**Problem**
Retype, without any change, the lines from the start of the records through the line containing "tree-item[interactable]: Elementos Decorativos", inclusive, and no others.

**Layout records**
— Start —

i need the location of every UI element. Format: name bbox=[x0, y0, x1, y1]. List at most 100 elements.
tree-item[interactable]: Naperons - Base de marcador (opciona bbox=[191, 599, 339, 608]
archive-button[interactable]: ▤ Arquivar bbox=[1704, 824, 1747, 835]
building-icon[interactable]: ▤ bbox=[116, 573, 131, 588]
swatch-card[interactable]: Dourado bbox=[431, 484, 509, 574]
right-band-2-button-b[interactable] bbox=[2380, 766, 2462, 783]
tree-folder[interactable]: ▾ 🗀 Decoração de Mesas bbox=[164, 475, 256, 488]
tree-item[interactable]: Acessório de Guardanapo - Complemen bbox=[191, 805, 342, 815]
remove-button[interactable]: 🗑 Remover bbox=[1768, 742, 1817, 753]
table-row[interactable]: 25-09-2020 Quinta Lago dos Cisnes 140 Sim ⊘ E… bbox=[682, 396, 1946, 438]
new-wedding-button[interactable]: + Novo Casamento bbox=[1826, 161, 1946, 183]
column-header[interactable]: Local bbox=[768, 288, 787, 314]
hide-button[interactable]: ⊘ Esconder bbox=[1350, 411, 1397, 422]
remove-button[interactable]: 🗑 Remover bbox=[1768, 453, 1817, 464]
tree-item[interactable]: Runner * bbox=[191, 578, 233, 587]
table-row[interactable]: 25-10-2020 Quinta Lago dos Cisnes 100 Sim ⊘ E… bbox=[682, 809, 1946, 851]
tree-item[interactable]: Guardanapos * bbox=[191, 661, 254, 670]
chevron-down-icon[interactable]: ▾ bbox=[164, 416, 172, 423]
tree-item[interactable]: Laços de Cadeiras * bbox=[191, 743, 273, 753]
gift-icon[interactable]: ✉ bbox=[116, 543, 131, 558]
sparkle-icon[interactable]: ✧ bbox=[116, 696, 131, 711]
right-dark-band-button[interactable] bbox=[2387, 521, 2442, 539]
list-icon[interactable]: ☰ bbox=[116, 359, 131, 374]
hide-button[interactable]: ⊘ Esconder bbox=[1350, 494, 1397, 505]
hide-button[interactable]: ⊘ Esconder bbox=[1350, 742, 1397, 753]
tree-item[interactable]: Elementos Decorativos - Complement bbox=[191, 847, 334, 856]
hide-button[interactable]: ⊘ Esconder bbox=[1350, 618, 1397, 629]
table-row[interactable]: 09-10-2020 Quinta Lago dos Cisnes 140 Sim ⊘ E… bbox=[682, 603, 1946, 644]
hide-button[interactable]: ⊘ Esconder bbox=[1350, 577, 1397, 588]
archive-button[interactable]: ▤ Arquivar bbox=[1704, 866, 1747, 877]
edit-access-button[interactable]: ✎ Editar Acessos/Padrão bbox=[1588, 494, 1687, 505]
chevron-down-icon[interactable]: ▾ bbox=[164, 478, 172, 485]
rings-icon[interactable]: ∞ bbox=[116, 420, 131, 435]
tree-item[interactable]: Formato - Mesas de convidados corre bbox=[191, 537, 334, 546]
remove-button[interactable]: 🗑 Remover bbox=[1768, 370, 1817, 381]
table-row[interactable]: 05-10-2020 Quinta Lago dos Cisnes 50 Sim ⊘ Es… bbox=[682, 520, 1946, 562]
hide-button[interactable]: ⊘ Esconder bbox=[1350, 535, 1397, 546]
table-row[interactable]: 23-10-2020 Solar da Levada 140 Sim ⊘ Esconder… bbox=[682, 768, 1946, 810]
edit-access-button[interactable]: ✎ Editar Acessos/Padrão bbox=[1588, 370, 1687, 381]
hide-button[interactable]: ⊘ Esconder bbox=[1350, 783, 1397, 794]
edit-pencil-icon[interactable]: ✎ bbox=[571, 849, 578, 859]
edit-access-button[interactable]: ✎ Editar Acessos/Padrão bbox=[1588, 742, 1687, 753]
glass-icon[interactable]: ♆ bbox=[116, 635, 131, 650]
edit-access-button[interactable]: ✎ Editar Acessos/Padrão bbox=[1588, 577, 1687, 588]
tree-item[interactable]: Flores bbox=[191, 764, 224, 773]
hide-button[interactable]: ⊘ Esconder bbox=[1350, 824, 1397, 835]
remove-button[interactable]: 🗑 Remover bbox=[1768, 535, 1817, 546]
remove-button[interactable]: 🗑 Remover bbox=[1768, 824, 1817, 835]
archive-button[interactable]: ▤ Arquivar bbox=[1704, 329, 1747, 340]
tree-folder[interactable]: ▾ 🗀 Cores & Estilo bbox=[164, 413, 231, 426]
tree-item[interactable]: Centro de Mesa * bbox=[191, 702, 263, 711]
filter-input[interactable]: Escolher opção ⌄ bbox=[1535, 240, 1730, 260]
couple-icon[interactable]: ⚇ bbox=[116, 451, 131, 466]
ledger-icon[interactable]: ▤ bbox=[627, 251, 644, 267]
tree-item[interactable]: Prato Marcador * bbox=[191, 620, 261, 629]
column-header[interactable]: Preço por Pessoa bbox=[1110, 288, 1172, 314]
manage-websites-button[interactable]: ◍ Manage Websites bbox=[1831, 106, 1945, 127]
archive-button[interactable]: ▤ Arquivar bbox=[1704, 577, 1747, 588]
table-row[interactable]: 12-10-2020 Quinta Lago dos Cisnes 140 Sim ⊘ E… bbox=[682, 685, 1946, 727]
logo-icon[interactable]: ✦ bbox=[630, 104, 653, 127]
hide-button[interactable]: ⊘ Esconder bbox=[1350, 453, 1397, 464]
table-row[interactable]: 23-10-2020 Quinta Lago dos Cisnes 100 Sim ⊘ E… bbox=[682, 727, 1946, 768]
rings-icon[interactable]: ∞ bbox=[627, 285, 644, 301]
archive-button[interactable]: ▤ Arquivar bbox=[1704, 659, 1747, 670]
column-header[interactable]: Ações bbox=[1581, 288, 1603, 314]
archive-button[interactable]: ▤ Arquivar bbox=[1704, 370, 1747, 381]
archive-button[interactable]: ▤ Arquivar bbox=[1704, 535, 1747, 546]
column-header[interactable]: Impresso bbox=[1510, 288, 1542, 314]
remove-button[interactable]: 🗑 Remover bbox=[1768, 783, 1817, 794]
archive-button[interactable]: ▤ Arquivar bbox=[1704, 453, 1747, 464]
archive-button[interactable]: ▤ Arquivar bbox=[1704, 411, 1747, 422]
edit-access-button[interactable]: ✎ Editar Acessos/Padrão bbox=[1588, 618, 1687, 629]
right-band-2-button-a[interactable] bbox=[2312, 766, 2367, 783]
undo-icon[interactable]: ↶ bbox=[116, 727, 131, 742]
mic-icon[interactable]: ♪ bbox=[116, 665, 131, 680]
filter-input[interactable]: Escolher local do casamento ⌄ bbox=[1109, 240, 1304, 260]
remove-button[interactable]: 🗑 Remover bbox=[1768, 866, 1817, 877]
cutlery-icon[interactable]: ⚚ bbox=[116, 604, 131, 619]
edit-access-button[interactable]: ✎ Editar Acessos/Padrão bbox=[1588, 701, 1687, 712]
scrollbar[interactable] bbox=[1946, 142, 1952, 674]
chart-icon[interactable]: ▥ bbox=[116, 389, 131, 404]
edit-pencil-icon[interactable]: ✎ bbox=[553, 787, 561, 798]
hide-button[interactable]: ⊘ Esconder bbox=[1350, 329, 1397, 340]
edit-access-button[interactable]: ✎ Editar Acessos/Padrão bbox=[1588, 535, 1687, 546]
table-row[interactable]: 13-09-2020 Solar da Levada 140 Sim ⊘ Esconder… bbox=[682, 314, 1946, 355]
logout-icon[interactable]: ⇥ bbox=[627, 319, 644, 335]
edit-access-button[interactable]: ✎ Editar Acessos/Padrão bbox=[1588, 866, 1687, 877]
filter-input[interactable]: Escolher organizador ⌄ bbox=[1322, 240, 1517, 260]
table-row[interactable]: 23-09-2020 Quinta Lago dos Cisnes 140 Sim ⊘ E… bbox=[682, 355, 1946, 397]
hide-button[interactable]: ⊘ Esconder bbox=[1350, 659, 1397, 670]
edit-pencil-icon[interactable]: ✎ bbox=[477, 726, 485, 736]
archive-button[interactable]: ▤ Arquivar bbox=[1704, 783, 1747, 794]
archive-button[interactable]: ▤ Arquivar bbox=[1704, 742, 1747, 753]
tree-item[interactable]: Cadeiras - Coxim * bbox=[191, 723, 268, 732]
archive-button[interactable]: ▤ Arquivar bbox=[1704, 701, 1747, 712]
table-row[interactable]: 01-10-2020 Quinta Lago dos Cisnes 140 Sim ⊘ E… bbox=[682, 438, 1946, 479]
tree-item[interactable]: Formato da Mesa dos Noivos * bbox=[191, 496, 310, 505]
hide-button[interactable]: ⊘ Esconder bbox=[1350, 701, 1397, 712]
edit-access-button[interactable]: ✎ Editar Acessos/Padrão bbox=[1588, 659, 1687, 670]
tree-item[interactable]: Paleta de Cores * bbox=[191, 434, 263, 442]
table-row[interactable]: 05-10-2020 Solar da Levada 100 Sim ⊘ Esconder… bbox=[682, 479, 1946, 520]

— End —

**Result of the exercise**
i need the location of every UI element. Format: name bbox=[x0, y0, x1, y1]. List at most 100 elements.
tree-item[interactable]: Naperons - Base de marcador (opciona bbox=[191, 599, 339, 608]
archive-button[interactable]: ▤ Arquivar bbox=[1704, 824, 1747, 835]
building-icon[interactable]: ▤ bbox=[116, 573, 131, 588]
swatch-card[interactable]: Dourado bbox=[431, 484, 509, 574]
right-band-2-button-b[interactable] bbox=[2380, 766, 2462, 783]
tree-folder[interactable]: ▾ 🗀 Decoração de Mesas bbox=[164, 475, 256, 488]
tree-item[interactable]: Acessório de Guardanapo - Complemen bbox=[191, 805, 342, 815]
remove-button[interactable]: 🗑 Remover bbox=[1768, 742, 1817, 753]
table-row[interactable]: 25-09-2020 Quinta Lago dos Cisnes 140 Sim ⊘ E… bbox=[682, 396, 1946, 438]
new-wedding-button[interactable]: + Novo Casamento bbox=[1826, 161, 1946, 183]
column-header[interactable]: Local bbox=[768, 288, 787, 314]
hide-button[interactable]: ⊘ Esconder bbox=[1350, 411, 1397, 422]
remove-button[interactable]: 🗑 Remover bbox=[1768, 453, 1817, 464]
tree-item[interactable]: Runner * bbox=[191, 578, 233, 587]
table-row[interactable]: 25-10-2020 Quinta Lago dos Cisnes 100 Sim ⊘ E… bbox=[682, 809, 1946, 851]
tree-item[interactable]: Guardanapos * bbox=[191, 661, 254, 670]
chevron-down-icon[interactable]: ▾ bbox=[164, 416, 172, 423]
tree-item[interactable]: Laços de Cadeiras * bbox=[191, 743, 273, 753]
gift-icon[interactable]: ✉ bbox=[116, 543, 131, 558]
sparkle-icon[interactable]: ✧ bbox=[116, 696, 131, 711]
right-dark-band-button[interactable] bbox=[2387, 521, 2442, 539]
list-icon[interactable]: ☰ bbox=[116, 359, 131, 374]
hide-button[interactable]: ⊘ Esconder bbox=[1350, 494, 1397, 505]
hide-button[interactable]: ⊘ Esconder bbox=[1350, 742, 1397, 753]
tree-item[interactable]: Elementos Decorativos - Complement bbox=[191, 847, 334, 856]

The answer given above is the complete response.